* _Goal_: Copy out every line in which the string "this" occurs.

* _Data shown_:
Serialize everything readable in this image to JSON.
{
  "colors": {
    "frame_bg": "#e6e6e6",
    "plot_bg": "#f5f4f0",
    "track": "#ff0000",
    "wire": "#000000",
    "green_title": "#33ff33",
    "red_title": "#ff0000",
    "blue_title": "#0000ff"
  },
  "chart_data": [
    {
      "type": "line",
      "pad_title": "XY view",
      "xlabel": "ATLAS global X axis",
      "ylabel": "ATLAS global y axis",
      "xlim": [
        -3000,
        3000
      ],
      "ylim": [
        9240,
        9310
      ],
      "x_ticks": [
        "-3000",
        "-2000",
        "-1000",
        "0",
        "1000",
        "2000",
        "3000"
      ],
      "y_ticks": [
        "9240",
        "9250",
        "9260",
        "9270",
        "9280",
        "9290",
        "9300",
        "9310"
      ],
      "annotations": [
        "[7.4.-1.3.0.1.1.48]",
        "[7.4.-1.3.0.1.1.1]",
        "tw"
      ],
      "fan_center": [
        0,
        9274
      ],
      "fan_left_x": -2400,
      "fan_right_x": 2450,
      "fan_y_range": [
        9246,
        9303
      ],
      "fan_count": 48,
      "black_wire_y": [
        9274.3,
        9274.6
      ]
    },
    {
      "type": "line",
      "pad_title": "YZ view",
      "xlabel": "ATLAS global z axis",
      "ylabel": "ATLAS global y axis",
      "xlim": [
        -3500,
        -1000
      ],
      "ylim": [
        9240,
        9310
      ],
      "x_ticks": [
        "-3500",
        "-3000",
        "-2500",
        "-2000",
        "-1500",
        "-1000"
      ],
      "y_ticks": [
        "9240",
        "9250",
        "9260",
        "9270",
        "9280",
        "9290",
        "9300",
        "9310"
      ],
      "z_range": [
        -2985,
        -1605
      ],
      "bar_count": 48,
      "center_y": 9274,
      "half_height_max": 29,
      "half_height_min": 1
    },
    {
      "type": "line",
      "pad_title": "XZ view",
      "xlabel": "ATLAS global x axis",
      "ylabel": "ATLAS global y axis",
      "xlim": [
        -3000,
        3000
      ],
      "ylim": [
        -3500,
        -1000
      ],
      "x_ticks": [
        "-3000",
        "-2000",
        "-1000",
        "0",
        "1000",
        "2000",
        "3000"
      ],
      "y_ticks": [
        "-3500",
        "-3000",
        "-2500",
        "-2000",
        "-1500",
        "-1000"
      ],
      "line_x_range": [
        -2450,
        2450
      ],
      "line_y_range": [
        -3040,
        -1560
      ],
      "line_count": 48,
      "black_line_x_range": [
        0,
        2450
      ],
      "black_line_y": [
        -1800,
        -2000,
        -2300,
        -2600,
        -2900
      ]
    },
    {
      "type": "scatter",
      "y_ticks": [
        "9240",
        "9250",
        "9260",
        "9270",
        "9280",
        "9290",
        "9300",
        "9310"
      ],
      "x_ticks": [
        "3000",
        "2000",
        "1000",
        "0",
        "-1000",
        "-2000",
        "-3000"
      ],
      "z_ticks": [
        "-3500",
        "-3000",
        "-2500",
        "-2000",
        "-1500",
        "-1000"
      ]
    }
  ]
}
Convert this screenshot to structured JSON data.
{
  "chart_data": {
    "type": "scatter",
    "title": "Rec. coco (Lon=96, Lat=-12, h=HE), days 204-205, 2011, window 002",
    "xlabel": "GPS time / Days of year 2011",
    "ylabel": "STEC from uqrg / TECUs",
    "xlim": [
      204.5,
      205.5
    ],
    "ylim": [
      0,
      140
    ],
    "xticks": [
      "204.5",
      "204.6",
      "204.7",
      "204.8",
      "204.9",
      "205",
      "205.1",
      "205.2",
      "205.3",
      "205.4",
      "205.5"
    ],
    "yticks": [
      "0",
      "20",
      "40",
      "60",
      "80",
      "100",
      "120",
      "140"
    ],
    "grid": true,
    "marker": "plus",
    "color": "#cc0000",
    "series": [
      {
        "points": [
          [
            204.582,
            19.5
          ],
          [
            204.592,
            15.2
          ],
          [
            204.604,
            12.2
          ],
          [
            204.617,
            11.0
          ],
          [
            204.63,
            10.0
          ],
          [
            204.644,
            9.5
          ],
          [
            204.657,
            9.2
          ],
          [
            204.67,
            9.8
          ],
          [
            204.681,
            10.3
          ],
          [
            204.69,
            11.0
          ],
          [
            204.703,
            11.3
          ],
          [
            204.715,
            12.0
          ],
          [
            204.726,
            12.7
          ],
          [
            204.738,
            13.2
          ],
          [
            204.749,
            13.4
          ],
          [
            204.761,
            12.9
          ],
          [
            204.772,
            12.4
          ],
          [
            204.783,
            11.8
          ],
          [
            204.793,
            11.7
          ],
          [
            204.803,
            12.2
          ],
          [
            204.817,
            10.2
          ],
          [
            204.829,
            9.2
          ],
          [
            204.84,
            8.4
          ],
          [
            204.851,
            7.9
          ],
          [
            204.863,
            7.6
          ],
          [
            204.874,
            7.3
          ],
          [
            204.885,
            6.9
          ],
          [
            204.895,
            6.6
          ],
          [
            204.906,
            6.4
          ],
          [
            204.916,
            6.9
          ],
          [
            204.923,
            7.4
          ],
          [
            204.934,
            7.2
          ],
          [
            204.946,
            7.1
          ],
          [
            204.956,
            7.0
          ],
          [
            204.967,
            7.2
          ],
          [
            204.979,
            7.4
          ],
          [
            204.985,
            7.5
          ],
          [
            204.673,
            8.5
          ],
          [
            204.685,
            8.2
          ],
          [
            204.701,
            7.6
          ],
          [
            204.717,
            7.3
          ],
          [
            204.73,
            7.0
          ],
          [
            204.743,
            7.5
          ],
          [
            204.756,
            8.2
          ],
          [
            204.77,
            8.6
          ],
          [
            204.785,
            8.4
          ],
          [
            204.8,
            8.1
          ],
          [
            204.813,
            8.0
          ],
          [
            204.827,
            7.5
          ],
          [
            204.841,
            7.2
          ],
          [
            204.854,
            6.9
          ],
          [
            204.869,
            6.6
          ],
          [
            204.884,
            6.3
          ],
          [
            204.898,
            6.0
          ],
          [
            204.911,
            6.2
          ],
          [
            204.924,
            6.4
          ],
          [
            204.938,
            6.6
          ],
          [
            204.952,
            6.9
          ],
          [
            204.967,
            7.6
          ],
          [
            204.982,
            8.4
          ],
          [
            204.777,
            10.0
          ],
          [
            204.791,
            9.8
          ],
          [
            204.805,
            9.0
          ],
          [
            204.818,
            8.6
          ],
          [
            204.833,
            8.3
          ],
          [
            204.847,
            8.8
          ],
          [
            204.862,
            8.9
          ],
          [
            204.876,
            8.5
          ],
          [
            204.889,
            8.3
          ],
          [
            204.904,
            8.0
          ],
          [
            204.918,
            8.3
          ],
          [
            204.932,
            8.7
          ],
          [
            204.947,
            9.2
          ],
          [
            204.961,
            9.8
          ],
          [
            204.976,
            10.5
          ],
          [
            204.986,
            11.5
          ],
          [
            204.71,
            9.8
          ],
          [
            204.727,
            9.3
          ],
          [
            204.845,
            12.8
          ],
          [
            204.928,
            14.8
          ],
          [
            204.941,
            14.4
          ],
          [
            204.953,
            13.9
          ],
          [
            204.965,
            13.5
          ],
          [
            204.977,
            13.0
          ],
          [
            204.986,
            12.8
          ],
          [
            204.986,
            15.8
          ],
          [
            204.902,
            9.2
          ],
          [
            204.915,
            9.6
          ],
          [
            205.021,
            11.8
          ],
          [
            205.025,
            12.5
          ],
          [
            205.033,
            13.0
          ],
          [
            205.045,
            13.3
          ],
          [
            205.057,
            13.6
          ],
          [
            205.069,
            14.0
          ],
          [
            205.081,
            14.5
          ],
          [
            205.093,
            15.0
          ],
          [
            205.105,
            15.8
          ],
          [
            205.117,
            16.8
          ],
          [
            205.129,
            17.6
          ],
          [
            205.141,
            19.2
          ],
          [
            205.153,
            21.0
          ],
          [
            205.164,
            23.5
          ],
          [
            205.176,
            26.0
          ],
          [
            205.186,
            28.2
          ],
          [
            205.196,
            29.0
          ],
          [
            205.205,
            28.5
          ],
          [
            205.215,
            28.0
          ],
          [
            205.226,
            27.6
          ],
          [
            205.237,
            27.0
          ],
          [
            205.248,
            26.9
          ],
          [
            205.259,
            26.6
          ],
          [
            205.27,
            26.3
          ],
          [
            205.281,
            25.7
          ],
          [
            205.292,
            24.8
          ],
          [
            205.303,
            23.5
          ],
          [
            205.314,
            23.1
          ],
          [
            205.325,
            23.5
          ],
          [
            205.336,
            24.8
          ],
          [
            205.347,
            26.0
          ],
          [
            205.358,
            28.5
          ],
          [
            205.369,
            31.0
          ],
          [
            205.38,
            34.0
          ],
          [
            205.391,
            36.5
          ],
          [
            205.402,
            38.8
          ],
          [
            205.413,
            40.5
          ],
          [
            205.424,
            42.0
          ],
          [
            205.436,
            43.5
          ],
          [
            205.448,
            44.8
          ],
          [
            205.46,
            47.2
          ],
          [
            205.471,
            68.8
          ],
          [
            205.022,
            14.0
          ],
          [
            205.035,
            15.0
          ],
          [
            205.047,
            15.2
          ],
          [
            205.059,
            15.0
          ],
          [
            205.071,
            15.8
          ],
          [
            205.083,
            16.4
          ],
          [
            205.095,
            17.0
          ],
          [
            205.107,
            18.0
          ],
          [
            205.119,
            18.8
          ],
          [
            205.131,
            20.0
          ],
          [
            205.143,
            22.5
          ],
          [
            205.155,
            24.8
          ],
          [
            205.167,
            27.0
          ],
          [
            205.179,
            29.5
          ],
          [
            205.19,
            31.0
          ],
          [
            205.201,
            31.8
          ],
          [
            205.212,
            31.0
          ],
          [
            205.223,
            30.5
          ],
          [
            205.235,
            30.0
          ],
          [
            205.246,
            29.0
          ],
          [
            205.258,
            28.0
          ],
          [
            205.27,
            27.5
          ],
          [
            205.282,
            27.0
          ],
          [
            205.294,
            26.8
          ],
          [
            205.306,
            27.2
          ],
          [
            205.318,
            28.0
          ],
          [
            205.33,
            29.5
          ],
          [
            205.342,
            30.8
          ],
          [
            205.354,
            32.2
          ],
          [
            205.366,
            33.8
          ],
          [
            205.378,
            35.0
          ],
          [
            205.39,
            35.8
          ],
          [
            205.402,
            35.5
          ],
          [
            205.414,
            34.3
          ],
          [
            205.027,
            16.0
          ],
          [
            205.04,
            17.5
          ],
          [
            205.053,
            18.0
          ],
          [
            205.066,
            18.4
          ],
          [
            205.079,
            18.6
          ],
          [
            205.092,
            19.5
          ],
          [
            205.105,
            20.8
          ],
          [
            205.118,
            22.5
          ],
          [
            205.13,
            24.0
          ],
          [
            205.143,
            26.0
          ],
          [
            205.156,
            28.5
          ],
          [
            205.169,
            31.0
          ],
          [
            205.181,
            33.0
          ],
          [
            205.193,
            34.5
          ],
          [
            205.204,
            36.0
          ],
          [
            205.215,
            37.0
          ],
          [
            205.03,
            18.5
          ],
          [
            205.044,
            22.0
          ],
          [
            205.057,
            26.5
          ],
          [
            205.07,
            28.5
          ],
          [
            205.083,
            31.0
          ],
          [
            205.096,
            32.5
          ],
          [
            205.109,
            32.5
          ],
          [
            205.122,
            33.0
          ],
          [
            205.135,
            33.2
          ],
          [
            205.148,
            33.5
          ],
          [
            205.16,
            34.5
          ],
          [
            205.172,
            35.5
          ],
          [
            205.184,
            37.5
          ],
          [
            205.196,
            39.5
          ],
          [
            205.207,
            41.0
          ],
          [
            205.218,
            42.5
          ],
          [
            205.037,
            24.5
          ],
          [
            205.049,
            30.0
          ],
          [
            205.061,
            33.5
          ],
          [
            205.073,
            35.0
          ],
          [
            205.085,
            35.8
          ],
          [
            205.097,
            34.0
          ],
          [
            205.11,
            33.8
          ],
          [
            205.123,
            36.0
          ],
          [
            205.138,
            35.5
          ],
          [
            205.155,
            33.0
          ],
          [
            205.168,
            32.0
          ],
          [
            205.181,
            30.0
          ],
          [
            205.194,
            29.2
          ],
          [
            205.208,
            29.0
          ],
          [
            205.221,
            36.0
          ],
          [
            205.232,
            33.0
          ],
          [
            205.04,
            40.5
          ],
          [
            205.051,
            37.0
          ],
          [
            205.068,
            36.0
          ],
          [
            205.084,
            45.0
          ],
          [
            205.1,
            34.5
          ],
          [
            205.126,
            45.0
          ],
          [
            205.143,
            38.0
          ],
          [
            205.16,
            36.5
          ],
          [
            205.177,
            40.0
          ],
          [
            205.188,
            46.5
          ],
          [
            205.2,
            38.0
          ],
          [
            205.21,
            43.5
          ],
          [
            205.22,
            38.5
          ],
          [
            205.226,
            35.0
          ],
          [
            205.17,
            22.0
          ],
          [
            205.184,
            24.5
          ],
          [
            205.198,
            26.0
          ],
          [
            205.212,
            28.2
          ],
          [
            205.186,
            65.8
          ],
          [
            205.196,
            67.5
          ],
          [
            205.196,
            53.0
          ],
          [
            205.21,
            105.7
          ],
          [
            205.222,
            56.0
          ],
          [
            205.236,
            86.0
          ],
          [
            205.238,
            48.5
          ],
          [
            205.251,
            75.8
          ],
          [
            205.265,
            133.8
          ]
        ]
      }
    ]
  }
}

* _Response_:
Serialize everything readable in this image to JSON.
Convert this screenshot to structured JSON data.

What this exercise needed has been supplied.